**Aim**.
Reproduce the entries below verbatim, from the first line through the line containing "- series-line-d-5: [45, 41, 194, 184]", including both of those lines.

· · · ·

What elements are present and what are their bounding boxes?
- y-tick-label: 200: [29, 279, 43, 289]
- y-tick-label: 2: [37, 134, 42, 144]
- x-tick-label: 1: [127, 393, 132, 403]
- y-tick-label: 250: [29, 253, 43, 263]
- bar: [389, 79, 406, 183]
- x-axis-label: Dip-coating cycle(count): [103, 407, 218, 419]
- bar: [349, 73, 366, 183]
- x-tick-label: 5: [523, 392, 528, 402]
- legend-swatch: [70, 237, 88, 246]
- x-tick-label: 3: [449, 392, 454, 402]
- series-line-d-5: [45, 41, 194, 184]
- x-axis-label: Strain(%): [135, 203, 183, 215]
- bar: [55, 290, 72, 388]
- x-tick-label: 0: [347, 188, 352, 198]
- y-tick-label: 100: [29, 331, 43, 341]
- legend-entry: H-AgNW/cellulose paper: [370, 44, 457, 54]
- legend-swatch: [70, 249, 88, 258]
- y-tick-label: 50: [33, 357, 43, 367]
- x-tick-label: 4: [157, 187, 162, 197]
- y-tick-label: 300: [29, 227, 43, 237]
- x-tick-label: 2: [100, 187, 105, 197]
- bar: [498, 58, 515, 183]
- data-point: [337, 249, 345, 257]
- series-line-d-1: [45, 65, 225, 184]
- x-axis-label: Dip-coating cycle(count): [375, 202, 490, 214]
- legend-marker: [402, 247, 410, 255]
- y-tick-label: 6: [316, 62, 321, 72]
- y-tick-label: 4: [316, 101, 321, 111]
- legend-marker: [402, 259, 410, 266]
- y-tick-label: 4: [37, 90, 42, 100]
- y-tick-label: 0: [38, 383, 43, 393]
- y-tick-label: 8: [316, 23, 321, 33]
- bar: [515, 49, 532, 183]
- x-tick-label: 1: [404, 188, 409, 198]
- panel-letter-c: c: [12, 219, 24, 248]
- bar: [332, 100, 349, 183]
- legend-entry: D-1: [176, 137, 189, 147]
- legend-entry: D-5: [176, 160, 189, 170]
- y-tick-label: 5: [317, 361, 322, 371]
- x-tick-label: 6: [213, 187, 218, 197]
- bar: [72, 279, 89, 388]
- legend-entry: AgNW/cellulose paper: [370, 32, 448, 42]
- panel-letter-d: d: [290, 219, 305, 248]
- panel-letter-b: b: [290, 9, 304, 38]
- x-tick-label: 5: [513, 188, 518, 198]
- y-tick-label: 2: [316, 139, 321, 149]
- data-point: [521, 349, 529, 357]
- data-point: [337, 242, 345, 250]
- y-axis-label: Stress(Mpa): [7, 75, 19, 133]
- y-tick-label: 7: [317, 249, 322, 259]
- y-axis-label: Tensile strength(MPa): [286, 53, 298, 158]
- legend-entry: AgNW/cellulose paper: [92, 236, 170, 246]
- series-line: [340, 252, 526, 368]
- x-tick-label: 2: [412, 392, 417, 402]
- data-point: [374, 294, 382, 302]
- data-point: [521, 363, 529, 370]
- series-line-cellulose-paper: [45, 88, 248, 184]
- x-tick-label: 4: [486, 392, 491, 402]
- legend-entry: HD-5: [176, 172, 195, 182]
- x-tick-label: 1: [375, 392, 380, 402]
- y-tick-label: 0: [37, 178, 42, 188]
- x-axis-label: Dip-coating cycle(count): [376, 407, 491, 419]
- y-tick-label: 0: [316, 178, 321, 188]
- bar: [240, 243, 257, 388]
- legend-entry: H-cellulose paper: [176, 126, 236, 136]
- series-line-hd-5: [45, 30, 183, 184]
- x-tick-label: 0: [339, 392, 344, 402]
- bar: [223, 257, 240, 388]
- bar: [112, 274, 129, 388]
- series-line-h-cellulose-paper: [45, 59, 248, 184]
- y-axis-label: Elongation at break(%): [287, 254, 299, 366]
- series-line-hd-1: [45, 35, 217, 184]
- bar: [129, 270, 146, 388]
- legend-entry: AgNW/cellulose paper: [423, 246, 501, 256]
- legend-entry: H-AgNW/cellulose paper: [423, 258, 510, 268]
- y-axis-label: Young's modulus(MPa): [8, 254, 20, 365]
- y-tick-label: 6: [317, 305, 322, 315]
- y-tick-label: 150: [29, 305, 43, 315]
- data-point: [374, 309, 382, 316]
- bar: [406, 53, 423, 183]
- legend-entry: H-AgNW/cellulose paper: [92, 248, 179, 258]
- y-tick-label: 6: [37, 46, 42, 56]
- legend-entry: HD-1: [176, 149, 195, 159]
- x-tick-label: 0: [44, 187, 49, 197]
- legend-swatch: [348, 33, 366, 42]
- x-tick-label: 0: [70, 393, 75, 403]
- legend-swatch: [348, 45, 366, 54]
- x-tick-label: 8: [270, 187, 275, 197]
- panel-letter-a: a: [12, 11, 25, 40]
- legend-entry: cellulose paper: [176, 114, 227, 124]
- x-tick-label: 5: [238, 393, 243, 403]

· · · ·

**Answer to the exercise**.
What elements are present and what are their bounding boxes?
- y-tick-label: 200: [29, 279, 43, 289]
- y-tick-label: 2: [37, 134, 42, 144]
- x-tick-label: 1: [127, 393, 132, 403]
- y-tick-label: 250: [29, 253, 43, 263]
- bar: [389, 79, 406, 183]
- x-axis-label: Dip-coating cycle(count): [103, 407, 218, 419]
- bar: [349, 73, 366, 183]
- x-tick-label: 5: [523, 392, 528, 402]
- legend-swatch: [70, 237, 88, 246]
- x-tick-label: 3: [449, 392, 454, 402]
- series-line-d-5: [45, 41, 194, 184]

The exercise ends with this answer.